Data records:

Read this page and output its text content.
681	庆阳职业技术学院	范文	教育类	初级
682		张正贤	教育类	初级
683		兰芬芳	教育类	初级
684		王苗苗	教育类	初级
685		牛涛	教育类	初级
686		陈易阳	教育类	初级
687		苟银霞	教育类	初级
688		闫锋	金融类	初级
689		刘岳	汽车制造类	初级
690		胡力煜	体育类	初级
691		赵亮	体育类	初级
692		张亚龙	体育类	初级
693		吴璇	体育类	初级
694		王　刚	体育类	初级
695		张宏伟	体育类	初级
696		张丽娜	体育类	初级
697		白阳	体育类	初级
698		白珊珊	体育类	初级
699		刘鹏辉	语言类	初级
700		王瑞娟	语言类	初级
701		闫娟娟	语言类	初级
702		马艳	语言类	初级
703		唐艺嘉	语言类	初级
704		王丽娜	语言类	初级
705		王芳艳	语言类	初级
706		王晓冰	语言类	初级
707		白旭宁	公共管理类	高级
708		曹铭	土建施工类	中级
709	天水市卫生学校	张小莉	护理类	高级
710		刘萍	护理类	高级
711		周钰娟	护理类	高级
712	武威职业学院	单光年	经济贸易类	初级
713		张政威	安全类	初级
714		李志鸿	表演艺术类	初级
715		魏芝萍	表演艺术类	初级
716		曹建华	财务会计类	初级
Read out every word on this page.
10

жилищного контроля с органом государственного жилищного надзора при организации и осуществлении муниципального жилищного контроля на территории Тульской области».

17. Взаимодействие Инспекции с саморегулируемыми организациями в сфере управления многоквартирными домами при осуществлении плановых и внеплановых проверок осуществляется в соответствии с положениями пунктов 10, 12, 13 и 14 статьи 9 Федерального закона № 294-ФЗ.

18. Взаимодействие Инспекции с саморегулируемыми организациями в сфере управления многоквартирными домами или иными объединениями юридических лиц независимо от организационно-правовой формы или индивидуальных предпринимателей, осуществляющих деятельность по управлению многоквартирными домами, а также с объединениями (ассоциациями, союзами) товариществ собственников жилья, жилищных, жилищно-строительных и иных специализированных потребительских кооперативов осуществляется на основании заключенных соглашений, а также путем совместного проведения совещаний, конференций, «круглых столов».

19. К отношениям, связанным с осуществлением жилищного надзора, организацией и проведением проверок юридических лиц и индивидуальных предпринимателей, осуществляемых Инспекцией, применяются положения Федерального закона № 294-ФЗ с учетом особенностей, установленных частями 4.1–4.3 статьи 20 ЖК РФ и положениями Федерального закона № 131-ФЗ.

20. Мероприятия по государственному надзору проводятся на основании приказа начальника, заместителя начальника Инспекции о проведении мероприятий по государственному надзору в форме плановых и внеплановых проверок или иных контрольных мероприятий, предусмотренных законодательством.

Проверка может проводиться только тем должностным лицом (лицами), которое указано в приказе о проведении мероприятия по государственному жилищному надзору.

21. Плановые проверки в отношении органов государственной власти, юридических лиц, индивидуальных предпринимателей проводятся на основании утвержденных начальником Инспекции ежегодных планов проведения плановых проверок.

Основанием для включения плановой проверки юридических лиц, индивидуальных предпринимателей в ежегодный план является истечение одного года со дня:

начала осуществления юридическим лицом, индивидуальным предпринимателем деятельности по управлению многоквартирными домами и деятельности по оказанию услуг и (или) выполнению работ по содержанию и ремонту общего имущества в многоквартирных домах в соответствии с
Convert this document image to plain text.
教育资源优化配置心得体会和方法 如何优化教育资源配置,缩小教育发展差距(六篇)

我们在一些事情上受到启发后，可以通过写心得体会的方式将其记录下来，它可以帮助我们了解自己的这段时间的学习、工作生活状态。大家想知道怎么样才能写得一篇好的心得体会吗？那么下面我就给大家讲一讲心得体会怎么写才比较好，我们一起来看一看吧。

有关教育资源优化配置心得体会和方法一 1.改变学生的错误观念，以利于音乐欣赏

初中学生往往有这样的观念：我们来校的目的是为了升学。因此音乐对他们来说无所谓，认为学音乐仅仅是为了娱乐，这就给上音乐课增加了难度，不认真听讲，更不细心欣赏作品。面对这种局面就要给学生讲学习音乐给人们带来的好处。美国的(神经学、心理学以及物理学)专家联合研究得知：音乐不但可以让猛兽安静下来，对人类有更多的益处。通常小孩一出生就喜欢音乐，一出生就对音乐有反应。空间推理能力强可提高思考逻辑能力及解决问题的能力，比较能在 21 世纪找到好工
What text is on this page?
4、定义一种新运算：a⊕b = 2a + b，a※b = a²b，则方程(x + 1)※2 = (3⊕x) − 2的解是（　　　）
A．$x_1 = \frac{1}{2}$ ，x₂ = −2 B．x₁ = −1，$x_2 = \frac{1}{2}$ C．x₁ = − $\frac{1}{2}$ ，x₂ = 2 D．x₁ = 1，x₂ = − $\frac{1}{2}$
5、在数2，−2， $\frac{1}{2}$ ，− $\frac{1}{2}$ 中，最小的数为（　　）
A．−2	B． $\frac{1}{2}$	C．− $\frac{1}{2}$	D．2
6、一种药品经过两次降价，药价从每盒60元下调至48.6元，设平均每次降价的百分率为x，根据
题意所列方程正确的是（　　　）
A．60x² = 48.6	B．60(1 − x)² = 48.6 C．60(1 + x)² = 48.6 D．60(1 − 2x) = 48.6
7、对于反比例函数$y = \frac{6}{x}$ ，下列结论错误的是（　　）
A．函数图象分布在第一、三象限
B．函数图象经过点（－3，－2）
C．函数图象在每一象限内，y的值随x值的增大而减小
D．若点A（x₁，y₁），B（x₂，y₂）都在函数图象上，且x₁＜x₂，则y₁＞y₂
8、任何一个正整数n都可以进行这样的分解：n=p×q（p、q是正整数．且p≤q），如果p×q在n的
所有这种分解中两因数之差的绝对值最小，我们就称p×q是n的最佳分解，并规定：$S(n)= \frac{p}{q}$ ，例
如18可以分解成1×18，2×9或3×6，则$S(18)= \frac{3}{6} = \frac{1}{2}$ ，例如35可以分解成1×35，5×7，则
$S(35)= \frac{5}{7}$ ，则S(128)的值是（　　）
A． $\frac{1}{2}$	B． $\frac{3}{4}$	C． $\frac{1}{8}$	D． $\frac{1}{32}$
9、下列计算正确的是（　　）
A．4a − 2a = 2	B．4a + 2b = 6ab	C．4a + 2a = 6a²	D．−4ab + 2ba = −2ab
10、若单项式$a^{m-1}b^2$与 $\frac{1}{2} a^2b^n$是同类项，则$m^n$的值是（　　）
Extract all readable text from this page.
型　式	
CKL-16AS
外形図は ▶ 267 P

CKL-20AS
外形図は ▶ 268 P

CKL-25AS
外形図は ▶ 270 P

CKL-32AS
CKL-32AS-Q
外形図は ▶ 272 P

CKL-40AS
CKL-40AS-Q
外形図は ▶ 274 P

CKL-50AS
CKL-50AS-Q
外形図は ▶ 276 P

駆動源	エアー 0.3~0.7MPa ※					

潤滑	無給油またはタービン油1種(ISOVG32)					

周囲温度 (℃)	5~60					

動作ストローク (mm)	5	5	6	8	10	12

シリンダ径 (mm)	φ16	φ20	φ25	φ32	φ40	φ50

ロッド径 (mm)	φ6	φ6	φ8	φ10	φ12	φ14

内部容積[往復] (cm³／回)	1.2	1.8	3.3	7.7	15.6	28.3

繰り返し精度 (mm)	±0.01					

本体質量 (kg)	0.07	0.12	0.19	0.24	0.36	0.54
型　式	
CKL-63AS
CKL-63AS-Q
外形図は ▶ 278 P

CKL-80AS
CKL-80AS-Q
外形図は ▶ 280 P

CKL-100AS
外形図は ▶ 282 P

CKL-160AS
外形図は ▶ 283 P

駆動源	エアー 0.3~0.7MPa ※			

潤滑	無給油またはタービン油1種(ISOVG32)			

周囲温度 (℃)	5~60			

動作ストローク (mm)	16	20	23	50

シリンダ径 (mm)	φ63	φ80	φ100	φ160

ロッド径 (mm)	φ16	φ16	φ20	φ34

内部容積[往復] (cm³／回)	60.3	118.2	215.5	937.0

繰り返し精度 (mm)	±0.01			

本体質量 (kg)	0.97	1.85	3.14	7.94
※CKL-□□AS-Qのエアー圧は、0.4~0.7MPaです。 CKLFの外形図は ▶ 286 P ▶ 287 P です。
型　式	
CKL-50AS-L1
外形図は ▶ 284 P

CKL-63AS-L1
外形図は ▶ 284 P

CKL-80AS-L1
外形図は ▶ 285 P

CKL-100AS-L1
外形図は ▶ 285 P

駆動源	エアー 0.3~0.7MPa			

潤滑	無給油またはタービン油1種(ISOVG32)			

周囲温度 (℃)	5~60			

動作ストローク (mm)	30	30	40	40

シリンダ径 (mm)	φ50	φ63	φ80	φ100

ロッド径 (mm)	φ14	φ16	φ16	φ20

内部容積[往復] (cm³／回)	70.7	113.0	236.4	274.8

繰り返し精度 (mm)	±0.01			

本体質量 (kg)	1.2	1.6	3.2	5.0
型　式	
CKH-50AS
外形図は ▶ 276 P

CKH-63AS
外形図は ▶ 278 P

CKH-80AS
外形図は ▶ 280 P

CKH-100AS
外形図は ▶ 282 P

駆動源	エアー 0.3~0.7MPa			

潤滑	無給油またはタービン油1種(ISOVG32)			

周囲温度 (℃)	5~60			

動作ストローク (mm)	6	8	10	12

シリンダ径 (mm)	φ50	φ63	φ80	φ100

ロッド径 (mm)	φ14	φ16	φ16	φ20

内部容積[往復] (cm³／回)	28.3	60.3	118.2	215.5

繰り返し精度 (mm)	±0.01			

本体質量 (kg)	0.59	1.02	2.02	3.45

Written problem: Copy every line above that holds the word "государственному".

Result below:
20. Мероприятия по государственному надзору проводятся на основании приказа начальника, заместителя начальника Инспекции о проведении мероприятий по государственному надзору в форме плановых и внеплановых проверок или иных контрольных мероприятий, предусмотренных законодательством.
Проверка может проводиться только тем должностным лицом (лицами), которое указано в приказе о проведении мероприятия по государственному жилищному надзору.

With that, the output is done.